### Instructions for the task:
The expected answer is the data below, printed verbatim without its pictures.

### Records for this exercise:
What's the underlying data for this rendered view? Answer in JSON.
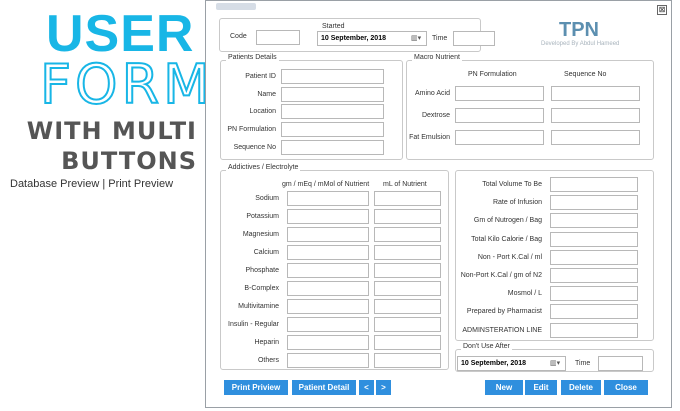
{
  "promo": {
    "title_line1": "USER",
    "title_line2": "FORM",
    "subtitle_line1": "WITH MULTI",
    "subtitle_line2": "BUTTONS",
    "preview_links": "Database Preview | Print Preview"
  },
  "window": {
    "close_glyph": "⊠",
    "brand": "TPN",
    "developer": "Developed By Abdul Hameed"
  },
  "header": {
    "code_label": "Code",
    "code_value": "",
    "started_legend": "Started",
    "started_date": "10 September, 2018",
    "time_label": "Time",
    "time_value": ""
  },
  "patient_details": {
    "legend": "Patients Details",
    "fields": [
      {
        "label": "Patient ID",
        "value": ""
      },
      {
        "label": "Name",
        "value": ""
      },
      {
        "label": "Location",
        "value": ""
      },
      {
        "label": "PN Formulation",
        "value": ""
      },
      {
        "label": "Sequence No",
        "value": ""
      }
    ]
  },
  "macro_nutrient": {
    "legend": "Macro Nutrient",
    "col1_header": "PN Formulation",
    "col2_header": "Sequence No",
    "rows": [
      {
        "label": "Amino Acid",
        "formulation": "",
        "sequence": ""
      },
      {
        "label": "Dextrose",
        "formulation": "",
        "sequence": ""
      },
      {
        "label": "Fat Emulsion",
        "formulation": "",
        "sequence": ""
      }
    ]
  },
  "additives": {
    "legend": "Addictives / Electrolyte",
    "col1_header": "gm / mEq / mMol of Nutrient",
    "col2_header": "mL of Nutrient",
    "rows": [
      {
        "label": "Sodium",
        "amount": "",
        "ml": ""
      },
      {
        "label": "Potassium",
        "amount": "",
        "ml": ""
      },
      {
        "label": "Magnesium",
        "amount": "",
        "ml": ""
      },
      {
        "label": "Calcium",
        "amount": "",
        "ml": ""
      },
      {
        "label": "Phosphate",
        "amount": "",
        "ml": ""
      },
      {
        "label": "B-Complex",
        "amount": "",
        "ml": ""
      },
      {
        "label": "Multivitamine",
        "amount": "",
        "ml": ""
      },
      {
        "label": "Insulin - Regular",
        "amount": "",
        "ml": ""
      },
      {
        "label": "Heparin",
        "amount": "",
        "ml": ""
      },
      {
        "label": "Others",
        "amount": "",
        "ml": ""
      }
    ]
  },
  "totals": {
    "rows": [
      {
        "label": "Total Volume To Be",
        "value": ""
      },
      {
        "label": "Rate of Infusion",
        "value": ""
      },
      {
        "label": "Gm of Nutrogen / Bag",
        "value": ""
      },
      {
        "label": "Total Kilo Calorie /  Bag",
        "value": ""
      },
      {
        "label": "Non - Port K.Cal / ml",
        "value": ""
      },
      {
        "label": "Non-Port K.Cal / gm of N2",
        "value": ""
      },
      {
        "label": "Mosmol / L",
        "value": ""
      },
      {
        "label": "Prepared by Pharmacist",
        "value": ""
      },
      {
        "label": "ADMINSTERATION LINE",
        "value": ""
      }
    ]
  },
  "dont_use": {
    "legend": "Don't Use After",
    "date": "10 September, 2018",
    "time_label": "Time",
    "time_value": ""
  },
  "buttons": {
    "print_preview": "Print Priview",
    "patient_detail": "Patient Detail",
    "prev": "<",
    "next": ">",
    "new": "New",
    "edit": "Edit",
    "delete": "Delete",
    "close": "Close"
  },
  "colors": {
    "accent": "#18b6e6",
    "button": "#2f8fde",
    "brand": "#5c8fb0"
  }
}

### Exercise response:
What's the underlying data for this rendered view? Answer in JSON.
{
  "promo": {
    "title_line1": "USER",
    "title_line2": "FORM",
    "subtitle_line1": "WITH MULTI",
    "subtitle_line2": "BUTTONS",
    "preview_links": "Database Preview | Print Preview"
  },
  "window": {
    "close_glyph": "⊠",
    "brand": "TPN",
    "developer": "Developed By Abdul Hameed"
  },
  "header": {
    "code_label": "Code",
    "code_value": "",
    "started_legend": "Started",
    "started_date": "10 September, 2018",
    "time_label": "Time",
    "time_value": ""
  },
  "patient_details": {
    "legend": "Patients Details",
    "fields": [
      {
        "label": "Patient ID",
        "value": ""
      },
      {
        "label": "Name",
        "value": ""
      },
      {
        "label": "Location",
        "value": ""
      },
      {
        "label": "PN Formulation",
        "value": ""
      },
      {
        "label": "Sequence No",
        "value": ""
      }
    ]
  },
  "macro_nutrient": {
    "legend": "Macro Nutrient",
    "col1_header": "PN Formulation",
    "col2_header": "Sequence No",
    "rows": [
      {
        "label": "Amino Acid",
        "formulation": "",
        "sequence": ""
      },
      {
        "label": "Dextrose",
        "formulation": "",
        "sequence": ""
      },
      {
        "label": "Fat Emulsion",
        "formulation": "",
        "sequence": ""
      }
    ]
  },
  "additives": {
    "legend": "Addictives / Electrolyte",
    "col1_header": "gm / mEq / mMol of Nutrient",
    "col2_header": "mL of Nutrient",
    "rows": [
      {
        "label": "Sodium",
        "amount": "",
        "ml": ""
      },
      {
        "label": "Potassium",
        "amount": "",
        "ml": ""
      },
      {
        "label": "Magnesium",
        "amount": "",
        "ml": ""
      },
      {
        "label": "Calcium",
        "amount": "",
        "ml": ""
      },
      {
        "label": "Phosphate",
        "amount": "",
        "ml": ""
      },
      {
        "label": "B-Complex",
        "amount": "",
        "ml": ""
      },
      {
        "label": "Multivitamine",
        "amount": "",
        "ml": ""
      },
      {
        "label": "Insulin - Regular",
        "amount": "",
        "ml": ""
      },
      {
        "label": "Heparin",
        "amount": "",
        "ml": ""
      },
      {
        "label": "Others",
        "amount": "",
        "ml": ""
      }
    ]
  },
  "totals": {
    "rows": [
      {
        "label": "Total Volume To Be",
        "value": ""
      },
      {
        "label": "Rate of Infusion",
        "value": ""
      },
      {
        "label": "Gm of Nutrogen / Bag",
        "value": ""
      },
      {
        "label": "Total Kilo Calorie /  Bag",
        "value": ""
      },
      {
        "label": "Non - Port K.Cal / ml",
        "value": ""
      },
      {
        "label": "Non-Port K.Cal / gm of N2",
        "value": ""
      },
      {
        "label": "Mosmol / L",
        "value": ""
      },
      {
        "label": "Prepared by Pharmacist",
        "value": ""
      },
      {
        "label": "ADMINSTERATION LINE",
        "value": ""
      }
    ]
  },
  "dont_use": {
    "legend": "Don't Use After",
    "date": "10 September, 2018",
    "time_label": "Time",
    "time_value": ""
  },
  "buttons": {
    "print_preview": "Print Priview",
    "patient_detail": "Patient Detail",
    "prev": "<",
    "next": ">",
    "new": "New",
    "edit": "Edit",
    "delete": "Delete",
    "close": "Close"
  },
  "colors": {
    "accent": "#18b6e6",
    "button": "#2f8fde",
    "brand": "#5c8fb0"
  }
}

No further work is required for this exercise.